What is required: Go through the records and copy each line where the word "hipótesis" occurs.

*** Supplied information

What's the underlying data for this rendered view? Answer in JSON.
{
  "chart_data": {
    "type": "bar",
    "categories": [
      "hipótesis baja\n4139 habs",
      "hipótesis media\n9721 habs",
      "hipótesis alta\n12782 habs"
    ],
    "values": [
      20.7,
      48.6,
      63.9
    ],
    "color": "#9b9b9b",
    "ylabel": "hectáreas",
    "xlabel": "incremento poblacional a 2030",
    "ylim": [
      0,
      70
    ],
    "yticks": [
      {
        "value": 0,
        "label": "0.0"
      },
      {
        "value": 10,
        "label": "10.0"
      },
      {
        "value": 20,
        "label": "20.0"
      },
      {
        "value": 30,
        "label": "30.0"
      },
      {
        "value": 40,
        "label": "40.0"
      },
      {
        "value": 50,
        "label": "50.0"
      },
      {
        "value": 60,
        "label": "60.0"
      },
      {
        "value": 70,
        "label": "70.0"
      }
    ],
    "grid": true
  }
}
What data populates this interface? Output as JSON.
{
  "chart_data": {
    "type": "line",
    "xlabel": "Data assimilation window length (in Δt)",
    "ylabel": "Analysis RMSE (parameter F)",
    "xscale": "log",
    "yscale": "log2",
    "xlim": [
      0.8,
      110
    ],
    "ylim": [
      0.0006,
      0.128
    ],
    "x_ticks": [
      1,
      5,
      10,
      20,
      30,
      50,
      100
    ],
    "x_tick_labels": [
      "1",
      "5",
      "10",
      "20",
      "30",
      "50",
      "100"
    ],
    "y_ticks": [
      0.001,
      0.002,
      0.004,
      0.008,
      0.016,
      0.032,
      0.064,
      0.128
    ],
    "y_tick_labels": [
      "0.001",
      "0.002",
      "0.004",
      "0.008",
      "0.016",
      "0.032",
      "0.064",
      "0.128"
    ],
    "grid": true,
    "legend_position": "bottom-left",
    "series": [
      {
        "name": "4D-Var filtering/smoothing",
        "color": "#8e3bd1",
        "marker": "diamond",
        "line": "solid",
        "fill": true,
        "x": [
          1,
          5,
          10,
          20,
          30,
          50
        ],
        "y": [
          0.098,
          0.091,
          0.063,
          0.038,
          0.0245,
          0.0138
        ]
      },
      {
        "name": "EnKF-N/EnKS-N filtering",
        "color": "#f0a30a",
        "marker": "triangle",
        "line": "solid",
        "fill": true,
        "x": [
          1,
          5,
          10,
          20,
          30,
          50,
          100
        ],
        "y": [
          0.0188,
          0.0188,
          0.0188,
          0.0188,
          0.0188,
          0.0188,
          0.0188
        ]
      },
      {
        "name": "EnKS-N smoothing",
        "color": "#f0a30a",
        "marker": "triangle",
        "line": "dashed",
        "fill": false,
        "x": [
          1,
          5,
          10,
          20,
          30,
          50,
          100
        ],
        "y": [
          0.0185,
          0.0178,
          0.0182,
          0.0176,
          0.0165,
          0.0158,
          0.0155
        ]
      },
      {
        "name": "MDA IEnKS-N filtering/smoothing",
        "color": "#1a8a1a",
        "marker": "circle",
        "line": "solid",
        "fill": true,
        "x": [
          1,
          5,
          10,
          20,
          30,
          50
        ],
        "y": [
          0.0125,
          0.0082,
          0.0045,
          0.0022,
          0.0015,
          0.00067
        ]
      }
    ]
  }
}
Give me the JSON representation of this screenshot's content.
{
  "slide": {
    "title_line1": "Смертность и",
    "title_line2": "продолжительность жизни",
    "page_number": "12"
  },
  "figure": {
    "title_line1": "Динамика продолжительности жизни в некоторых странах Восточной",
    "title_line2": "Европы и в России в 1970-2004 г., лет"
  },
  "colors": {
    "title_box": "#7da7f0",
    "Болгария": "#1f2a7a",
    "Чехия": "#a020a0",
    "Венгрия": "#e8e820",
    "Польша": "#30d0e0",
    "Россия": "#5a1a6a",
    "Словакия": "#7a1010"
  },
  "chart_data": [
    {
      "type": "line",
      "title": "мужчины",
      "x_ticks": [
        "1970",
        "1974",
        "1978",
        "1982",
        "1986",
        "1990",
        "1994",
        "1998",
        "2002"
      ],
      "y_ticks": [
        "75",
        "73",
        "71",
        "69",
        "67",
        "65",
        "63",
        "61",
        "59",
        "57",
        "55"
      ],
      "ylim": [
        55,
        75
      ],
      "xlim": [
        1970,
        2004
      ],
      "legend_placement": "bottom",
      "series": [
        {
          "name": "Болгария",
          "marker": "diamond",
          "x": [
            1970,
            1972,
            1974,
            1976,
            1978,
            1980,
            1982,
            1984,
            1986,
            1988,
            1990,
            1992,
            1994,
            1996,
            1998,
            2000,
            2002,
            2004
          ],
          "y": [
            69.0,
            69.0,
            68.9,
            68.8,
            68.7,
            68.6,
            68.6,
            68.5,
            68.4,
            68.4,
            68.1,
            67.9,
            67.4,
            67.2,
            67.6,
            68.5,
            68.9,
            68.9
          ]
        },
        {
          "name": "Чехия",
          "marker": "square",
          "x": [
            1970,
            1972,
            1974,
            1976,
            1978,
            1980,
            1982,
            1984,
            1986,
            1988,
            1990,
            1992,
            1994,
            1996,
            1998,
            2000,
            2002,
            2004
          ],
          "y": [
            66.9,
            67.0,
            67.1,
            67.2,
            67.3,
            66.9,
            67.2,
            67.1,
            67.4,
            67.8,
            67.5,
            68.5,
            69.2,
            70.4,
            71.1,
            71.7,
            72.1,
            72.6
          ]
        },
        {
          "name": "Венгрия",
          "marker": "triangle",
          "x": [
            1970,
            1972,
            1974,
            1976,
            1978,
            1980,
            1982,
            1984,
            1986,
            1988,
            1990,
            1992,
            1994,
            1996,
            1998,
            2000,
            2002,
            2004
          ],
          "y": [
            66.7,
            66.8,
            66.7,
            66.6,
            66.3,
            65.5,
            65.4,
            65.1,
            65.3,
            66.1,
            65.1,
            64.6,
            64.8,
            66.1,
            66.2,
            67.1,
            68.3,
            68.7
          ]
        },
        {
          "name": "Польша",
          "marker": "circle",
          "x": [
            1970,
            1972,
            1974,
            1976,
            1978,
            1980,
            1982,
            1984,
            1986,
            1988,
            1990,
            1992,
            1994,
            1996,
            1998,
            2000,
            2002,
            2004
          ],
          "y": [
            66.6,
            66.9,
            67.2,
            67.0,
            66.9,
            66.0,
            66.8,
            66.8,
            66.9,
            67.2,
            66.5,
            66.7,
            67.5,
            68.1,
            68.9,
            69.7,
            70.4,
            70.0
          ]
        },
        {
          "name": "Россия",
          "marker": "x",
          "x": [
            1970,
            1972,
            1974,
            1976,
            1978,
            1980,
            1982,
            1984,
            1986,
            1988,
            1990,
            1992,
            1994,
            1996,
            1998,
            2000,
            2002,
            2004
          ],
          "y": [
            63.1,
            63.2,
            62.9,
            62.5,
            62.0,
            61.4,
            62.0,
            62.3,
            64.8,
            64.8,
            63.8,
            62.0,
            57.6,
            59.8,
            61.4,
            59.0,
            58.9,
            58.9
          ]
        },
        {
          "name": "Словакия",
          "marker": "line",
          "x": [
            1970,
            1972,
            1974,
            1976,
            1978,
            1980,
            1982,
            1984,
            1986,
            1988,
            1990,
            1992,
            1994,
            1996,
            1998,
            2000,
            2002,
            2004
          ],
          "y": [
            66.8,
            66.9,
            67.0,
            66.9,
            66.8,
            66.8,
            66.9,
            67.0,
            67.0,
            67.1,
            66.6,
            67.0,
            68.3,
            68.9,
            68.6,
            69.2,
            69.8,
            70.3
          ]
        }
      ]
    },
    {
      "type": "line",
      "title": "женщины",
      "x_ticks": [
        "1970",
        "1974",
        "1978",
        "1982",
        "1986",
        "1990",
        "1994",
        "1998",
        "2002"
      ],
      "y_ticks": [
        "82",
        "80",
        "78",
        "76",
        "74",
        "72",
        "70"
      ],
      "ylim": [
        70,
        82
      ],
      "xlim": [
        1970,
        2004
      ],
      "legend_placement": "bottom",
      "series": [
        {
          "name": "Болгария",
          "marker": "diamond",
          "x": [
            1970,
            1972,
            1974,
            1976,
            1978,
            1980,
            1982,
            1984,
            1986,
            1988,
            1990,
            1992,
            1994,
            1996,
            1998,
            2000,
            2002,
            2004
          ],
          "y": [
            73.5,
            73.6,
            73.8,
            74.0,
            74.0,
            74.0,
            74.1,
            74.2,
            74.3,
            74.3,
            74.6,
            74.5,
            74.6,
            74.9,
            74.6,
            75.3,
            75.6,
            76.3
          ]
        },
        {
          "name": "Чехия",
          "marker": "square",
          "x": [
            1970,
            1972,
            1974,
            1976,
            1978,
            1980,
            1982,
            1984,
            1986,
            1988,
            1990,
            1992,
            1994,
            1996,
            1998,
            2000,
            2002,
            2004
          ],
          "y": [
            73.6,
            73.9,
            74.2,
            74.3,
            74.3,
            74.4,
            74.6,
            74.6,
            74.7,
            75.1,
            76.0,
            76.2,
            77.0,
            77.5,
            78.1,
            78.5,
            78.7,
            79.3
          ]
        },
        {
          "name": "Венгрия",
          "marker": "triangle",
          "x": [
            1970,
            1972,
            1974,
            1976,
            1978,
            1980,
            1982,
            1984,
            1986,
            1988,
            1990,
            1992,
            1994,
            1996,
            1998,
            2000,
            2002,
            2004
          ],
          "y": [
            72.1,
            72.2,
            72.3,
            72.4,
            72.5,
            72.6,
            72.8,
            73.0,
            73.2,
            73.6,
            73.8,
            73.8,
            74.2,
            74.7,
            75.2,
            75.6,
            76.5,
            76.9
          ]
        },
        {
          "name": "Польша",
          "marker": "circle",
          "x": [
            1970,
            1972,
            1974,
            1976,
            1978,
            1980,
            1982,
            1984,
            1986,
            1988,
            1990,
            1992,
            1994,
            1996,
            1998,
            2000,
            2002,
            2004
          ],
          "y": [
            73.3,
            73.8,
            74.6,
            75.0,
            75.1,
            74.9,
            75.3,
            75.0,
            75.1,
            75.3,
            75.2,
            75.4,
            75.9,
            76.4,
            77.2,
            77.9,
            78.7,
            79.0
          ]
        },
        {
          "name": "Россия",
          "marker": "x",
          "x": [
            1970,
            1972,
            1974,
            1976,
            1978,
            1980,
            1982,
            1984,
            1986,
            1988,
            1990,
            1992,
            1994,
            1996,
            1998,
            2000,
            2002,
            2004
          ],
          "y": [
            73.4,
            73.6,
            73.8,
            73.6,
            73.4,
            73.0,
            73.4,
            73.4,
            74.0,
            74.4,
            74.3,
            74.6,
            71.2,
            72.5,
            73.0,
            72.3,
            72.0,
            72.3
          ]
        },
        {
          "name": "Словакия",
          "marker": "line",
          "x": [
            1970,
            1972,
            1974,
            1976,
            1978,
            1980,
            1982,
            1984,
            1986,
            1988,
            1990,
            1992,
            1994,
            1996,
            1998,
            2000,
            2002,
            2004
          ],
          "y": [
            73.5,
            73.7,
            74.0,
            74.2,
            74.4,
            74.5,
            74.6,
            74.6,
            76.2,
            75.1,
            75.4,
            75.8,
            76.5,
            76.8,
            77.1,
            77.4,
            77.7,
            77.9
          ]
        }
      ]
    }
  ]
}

******

Solution to the problem:
      "hipótesis baja\n4139 habs",
      "hipótesis media\n9721 habs",
      "hipótesis alta\n12782 habs"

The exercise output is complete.